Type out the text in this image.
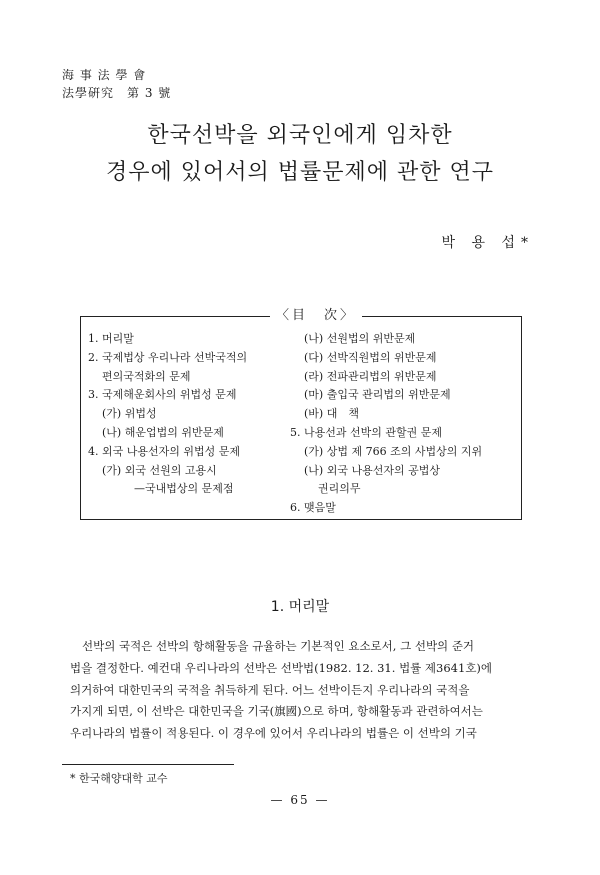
海 事 法 學 會
法學硏究　第 3 號
한국선박을 외국인에게 임차한
경우에 있어서의 법률문제에 관한 연구
박 용 섭*
〈目　次〉
1. 머리말
2. 국제법상 우리나라 선박국적의
편의국적화의 문제
3. 국제해운회사의 위법성 문제
(가) 위법성
(나) 해운업법의 위반문제
4. 외국 나용선자의 위법성 문제
(가) 외국 선원의 고용시
—국내법상의 문제점
(나) 선원법의 위반문제
(다) 선박직원법의 위반문제
(라) 전파관리법의 위반문제
(마) 출입국 관리법의 위반문제
(바) 대　책
5. 나용선과 선박의 관할권 문제
(가) 상법 제 766 조의 사법상의 지위
(나) 외국 나용선자의 공법상
권리의무
6. 맺음말
1. 머리말
선박의 국적은 선박의 항해활동을 규율하는 기본적인 요소로서, 그 선박의 준거
법을 결정한다. 예컨대 우리나라의 선박은 선박법(1982. 12. 31. 법률 제3641호)에
의거하여 대한민국의 국적을 취득하게 된다. 어느 선박이든지 우리나라의 국적을
가지게 되면, 이 선박은 대한민국을 기국(旗國)으로 하며, 항해활동과 관련하여서는
우리나라의 법률이 적용된다. 이 경우에 있어서 우리나라의 법률은 이 선박의 기국
* 한국해양대학 교수
— 65 —
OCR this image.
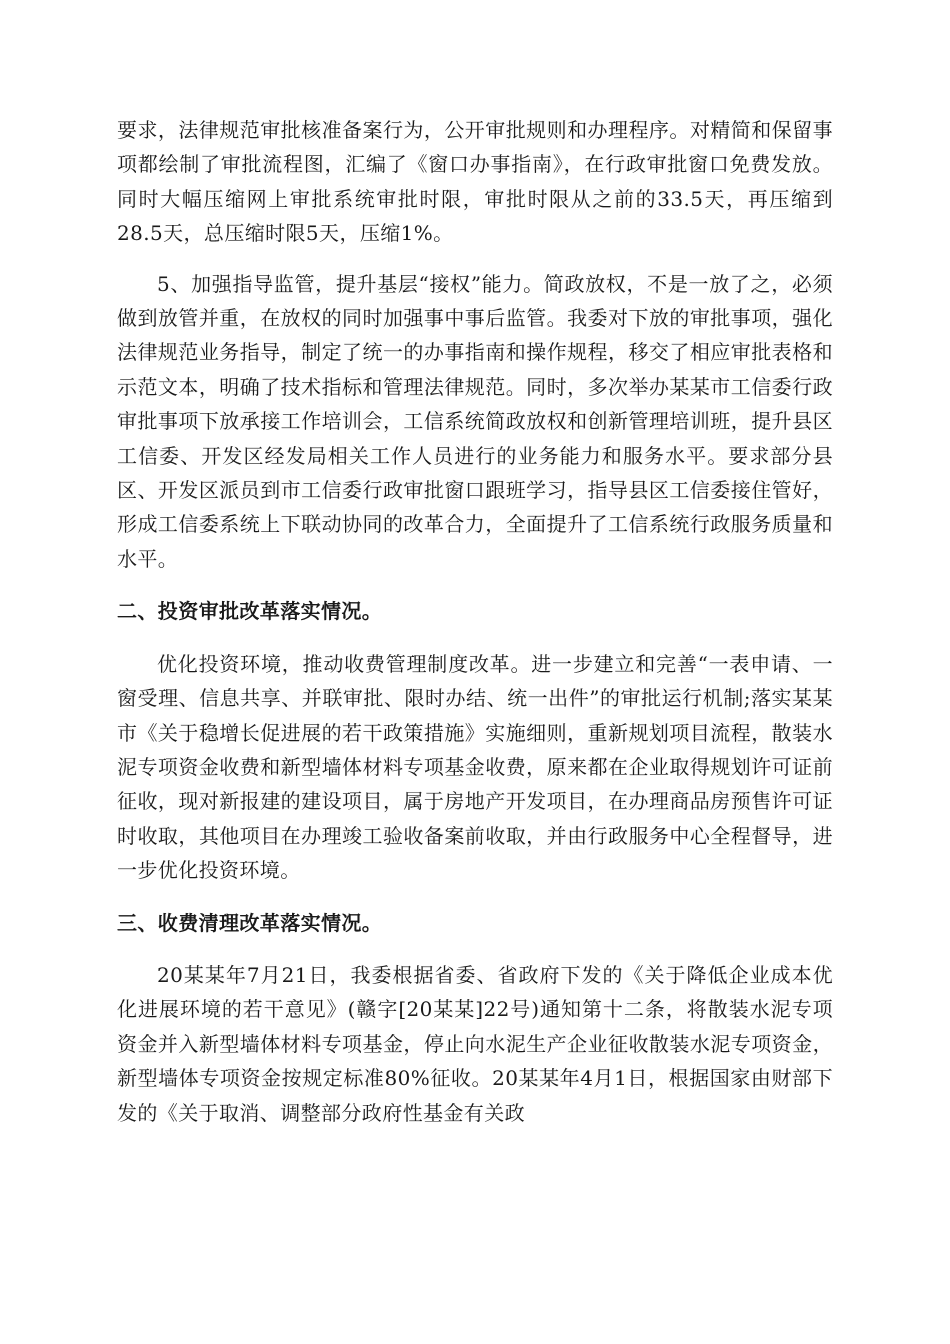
要求，法律规范审批核准备案行为，公开审批规则和办理程序。对精简和保留事项都绘制了审批流程图，汇编了《窗口办事指南》，在行政审批窗口免费发放。同时大幅压缩网上审批系统审批时限，审批时限从之前的33.5天，再压缩到28.5天，总压缩时限5天，压缩1%。

5、加强指导监管，提升基层“接权”能力。简政放权，不是一放了之，必须做到放管并重，在放权的同时加强事中事后监管。我委对下放的审批事项，强化法律规范业务指导，制定了统一的办事指南和操作规程，移交了相应审批表格和示范文本，明确了技术指标和管理法律规范。同时，多次举办某某市工信委行政审批事项下放承接工作培训会，工信系统简政放权和创新管理培训班，提升县区工信委、开发区经发局相关工作人员进行的业务能力和服务水平。要求部分县区、开发区派员到市工信委行政审批窗口跟班学习，指导县区工信委接住管好，形成工信委系统上下联动协同的改革合力，全面提升了工信系统行政服务质量和水平。

二、投资审批改革落实情况。

优化投资环境，推动收费管理制度改革。进一步建立和完善“一表申请、一窗受理、信息共享、并联审批、限时办结、统一出件”的审批运行机制;落实某某市《关于稳增长促进展的若干政策措施》实施细则，重新规划项目流程，散装水泥专项资金收费和新型墙体材料专项基金收费，原来都在企业取得规划许可证前征收，现对新报建的建设项目，属于房地产开发项目，在办理商品房预售许可证时收取，其他项目在办理竣工验收备案前收取，并由行政服务中心全程督导，进一步优化投资环境。

三、收费清理改革落实情况。

20某某年7月21日，我委根据省委、省政府下发的《关于降低企业成本优化进展环境的若干意见》(赣字[20某某]22号)通知第十二条，将散装水泥专项资金并入新型墙体材料专项基金，停止向水泥生产企业征收散装水泥专项资金，新型墙体专项资金按规定标准80%征收。20某某年4月1日，根据国家由财部下发的《关于取消、调整部分政府性基金有关政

Aim of the exercise: Copy out each line in the listing that has the word "위반문제".

Task solution:
(나) 해운업법의 위반문제
(나) 선원법의 위반문제
(다) 선박직원법의 위반문제
(라) 전파관리법의 위반문제
(마) 출입국 관리법의 위반문제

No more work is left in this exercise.